■ Task description ■
Only the lines from the one containing "Serialize everything readable" to the end of the entries should be written out, each exactly as it stands, both ends included.

Information Block Start

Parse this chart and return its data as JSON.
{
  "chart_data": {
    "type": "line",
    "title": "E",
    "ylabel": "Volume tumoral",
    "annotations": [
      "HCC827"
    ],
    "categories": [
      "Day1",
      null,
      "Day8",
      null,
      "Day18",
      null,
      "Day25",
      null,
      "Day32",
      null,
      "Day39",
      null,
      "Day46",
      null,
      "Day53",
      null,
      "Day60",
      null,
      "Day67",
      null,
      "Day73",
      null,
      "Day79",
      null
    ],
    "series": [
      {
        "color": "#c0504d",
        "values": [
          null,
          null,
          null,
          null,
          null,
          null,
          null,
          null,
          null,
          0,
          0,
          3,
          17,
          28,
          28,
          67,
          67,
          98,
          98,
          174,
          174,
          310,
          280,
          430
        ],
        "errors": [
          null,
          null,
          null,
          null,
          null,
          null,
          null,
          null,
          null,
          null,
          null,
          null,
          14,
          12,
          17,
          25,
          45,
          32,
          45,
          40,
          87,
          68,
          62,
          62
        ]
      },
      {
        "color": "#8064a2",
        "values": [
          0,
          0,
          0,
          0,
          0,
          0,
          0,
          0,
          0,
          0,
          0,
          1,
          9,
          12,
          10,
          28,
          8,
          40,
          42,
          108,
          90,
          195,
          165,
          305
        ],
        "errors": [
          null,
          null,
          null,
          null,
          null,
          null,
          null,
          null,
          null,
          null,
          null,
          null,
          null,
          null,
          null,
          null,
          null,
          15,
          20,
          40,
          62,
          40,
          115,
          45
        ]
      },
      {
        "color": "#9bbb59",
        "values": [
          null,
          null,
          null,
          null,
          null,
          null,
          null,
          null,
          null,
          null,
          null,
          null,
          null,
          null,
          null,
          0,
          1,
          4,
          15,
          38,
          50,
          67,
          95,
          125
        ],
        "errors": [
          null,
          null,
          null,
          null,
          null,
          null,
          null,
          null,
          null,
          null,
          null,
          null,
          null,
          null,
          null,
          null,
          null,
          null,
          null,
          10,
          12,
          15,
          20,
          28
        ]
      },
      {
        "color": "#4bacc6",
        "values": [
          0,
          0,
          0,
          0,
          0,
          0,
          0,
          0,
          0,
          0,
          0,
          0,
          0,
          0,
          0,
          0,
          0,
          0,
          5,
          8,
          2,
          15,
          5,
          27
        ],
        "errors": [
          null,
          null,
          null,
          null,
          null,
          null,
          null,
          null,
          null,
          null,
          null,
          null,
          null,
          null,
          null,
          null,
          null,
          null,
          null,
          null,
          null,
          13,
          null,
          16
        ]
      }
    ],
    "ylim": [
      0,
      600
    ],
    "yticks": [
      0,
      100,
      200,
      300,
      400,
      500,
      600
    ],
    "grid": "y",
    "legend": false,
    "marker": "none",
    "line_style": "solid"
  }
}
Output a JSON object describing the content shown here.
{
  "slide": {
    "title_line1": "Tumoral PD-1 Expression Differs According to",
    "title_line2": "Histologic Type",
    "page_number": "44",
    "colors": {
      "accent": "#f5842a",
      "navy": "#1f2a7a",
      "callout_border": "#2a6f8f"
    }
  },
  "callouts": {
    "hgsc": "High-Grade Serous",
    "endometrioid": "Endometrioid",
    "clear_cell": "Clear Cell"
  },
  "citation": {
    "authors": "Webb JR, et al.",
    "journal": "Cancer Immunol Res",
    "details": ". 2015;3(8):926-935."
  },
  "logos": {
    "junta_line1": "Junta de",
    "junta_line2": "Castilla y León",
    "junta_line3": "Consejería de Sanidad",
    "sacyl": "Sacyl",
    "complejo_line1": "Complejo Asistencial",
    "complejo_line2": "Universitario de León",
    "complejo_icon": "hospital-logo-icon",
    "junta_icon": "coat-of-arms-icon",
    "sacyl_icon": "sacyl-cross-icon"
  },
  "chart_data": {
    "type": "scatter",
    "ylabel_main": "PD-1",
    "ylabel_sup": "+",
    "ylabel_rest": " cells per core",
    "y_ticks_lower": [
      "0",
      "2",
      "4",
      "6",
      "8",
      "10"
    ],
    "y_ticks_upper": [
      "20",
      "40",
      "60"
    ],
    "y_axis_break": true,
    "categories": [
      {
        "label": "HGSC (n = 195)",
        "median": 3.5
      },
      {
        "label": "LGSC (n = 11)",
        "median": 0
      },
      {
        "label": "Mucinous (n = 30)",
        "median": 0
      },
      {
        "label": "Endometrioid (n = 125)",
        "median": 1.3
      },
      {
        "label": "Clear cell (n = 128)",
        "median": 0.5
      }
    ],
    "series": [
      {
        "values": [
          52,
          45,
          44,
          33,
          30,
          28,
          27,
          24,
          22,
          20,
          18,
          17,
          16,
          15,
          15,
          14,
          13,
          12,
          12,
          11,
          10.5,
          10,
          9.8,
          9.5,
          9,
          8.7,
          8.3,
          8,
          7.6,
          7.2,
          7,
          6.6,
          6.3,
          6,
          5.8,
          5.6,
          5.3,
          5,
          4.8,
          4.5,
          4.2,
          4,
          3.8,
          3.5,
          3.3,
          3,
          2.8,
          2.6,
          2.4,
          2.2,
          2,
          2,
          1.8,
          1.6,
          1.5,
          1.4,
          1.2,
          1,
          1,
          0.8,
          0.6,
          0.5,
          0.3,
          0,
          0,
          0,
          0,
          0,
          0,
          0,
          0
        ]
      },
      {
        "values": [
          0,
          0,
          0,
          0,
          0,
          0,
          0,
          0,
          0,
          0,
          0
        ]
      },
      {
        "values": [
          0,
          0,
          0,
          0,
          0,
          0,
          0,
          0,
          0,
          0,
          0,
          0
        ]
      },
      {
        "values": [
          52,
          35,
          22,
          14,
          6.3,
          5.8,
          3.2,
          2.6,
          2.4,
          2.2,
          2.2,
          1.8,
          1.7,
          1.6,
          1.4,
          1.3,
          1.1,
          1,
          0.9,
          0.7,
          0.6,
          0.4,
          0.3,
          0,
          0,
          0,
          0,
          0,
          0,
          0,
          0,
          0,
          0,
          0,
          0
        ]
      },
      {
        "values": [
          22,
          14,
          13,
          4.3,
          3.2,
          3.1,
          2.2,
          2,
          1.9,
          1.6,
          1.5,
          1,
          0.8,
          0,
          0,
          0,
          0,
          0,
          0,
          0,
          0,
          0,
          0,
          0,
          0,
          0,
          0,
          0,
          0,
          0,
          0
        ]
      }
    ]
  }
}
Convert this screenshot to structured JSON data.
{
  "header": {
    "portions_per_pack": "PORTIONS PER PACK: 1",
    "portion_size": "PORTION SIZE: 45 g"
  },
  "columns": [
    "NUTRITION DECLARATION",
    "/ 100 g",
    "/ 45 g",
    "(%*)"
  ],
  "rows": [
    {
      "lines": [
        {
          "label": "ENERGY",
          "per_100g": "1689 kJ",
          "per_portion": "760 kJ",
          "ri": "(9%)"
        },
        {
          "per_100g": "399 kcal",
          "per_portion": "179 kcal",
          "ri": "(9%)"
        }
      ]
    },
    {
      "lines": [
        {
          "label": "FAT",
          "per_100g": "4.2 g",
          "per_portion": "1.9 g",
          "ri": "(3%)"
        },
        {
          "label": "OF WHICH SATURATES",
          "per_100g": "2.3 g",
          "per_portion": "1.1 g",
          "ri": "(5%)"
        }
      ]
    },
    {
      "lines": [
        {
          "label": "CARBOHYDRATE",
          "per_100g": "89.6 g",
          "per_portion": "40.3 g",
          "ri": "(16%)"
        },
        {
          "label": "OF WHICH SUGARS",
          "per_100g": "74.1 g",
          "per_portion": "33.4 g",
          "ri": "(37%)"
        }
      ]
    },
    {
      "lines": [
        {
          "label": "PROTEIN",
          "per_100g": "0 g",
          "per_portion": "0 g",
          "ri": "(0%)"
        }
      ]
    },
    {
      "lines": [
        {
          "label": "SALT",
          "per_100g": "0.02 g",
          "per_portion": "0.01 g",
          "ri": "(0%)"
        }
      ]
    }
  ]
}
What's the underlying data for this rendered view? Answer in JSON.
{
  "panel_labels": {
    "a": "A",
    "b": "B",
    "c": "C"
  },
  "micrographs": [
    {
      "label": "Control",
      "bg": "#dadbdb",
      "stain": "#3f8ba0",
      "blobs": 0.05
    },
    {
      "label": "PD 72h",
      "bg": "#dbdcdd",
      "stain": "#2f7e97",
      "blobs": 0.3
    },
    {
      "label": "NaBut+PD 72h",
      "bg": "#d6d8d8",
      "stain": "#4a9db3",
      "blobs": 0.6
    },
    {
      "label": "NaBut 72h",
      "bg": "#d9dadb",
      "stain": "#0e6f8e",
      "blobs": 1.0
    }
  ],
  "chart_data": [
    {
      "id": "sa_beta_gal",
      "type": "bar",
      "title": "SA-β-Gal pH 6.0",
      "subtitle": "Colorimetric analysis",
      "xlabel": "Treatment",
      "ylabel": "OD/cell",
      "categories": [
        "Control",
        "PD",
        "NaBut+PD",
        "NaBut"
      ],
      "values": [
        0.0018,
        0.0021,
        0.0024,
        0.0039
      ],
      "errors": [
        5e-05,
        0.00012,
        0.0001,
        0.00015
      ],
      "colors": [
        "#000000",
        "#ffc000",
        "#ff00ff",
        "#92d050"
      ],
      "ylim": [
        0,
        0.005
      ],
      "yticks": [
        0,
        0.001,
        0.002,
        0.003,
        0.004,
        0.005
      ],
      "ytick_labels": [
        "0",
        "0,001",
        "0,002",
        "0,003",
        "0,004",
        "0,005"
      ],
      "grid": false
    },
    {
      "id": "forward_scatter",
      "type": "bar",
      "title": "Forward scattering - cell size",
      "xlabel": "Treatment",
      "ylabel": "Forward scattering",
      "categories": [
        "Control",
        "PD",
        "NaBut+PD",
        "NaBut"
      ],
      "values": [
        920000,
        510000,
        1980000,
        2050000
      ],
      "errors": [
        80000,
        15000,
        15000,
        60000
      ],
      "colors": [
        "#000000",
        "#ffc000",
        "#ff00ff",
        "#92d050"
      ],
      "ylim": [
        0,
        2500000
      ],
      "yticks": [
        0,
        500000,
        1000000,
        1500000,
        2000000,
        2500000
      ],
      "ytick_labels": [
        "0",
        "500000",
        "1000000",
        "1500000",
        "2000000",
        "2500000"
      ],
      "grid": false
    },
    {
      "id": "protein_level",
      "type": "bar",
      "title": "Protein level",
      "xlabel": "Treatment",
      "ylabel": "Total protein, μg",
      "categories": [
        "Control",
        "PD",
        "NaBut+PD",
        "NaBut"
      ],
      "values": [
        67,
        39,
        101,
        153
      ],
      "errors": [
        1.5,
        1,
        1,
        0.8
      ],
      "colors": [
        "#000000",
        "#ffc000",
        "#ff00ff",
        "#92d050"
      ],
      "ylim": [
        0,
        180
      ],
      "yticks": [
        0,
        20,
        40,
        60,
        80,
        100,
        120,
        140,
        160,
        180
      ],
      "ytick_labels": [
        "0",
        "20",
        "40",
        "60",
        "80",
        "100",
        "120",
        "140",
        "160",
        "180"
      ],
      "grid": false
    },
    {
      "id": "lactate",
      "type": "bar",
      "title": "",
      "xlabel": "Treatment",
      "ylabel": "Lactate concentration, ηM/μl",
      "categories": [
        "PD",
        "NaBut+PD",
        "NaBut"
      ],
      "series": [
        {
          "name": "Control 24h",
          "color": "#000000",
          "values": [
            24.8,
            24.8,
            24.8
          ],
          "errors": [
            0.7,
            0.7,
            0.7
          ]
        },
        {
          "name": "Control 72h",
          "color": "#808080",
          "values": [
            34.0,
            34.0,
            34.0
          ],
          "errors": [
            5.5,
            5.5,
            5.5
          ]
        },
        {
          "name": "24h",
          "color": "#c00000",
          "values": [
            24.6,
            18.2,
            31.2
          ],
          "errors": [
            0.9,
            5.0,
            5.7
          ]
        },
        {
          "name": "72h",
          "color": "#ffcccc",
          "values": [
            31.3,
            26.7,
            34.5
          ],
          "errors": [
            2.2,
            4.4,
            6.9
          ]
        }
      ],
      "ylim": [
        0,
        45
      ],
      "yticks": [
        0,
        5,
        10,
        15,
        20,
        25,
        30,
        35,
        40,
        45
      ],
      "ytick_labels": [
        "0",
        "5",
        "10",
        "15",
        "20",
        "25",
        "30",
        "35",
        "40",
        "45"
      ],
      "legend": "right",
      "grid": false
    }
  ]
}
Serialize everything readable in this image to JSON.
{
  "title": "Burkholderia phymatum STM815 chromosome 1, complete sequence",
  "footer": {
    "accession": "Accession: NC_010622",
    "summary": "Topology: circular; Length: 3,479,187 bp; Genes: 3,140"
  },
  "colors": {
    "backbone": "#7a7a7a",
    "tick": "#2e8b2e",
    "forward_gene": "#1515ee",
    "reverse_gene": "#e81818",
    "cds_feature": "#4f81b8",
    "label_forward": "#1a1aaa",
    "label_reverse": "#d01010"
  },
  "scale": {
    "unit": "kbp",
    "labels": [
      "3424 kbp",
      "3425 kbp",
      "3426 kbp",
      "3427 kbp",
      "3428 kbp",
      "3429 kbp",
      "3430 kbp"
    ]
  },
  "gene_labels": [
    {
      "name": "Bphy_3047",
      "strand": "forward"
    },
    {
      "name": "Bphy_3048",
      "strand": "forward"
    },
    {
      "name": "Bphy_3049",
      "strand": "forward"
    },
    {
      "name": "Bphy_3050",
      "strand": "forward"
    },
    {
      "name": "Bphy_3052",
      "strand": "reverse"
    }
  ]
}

Information Block End

■ Answer to the problem ■
Serialize everything readable in this image to JSON.
{
  "title": "Burkholderia phymatum STM815 chromosome 1, complete sequence",
  "footer": {
    "accession": "Accession: NC_010622",
    "summary": "Topology: circular; Length: 3,479,187 bp; Genes: 3,140"
  },
  "colors": {
    "backbone": "#7a7a7a",
    "tick": "#2e8b2e",
    "forward_gene": "#1515ee",
    "reverse_gene": "#e81818",
    "cds_feature": "#4f81b8",
    "label_forward": "#1a1aaa",
    "label_reverse": "#d01010"
  },
  "scale": {
    "unit": "kbp",
    "labels": [
      "3424 kbp",
      "3425 kbp",
      "3426 kbp",
      "3427 kbp",
      "3428 kbp",
      "3429 kbp",
      "3430 kbp"
    ]
  },
  "gene_labels": [
    {
      "name": "Bphy_3047",
      "strand": "forward"
    },
    {
      "name": "Bphy_3048",
      "strand": "forward"
    },
    {
      "name": "Bphy_3049",
      "strand": "forward"
    },
    {
      "name": "Bphy_3050",
      "strand": "forward"
    },
    {
      "name": "Bphy_3052",
      "strand": "reverse"
    }
  ]
}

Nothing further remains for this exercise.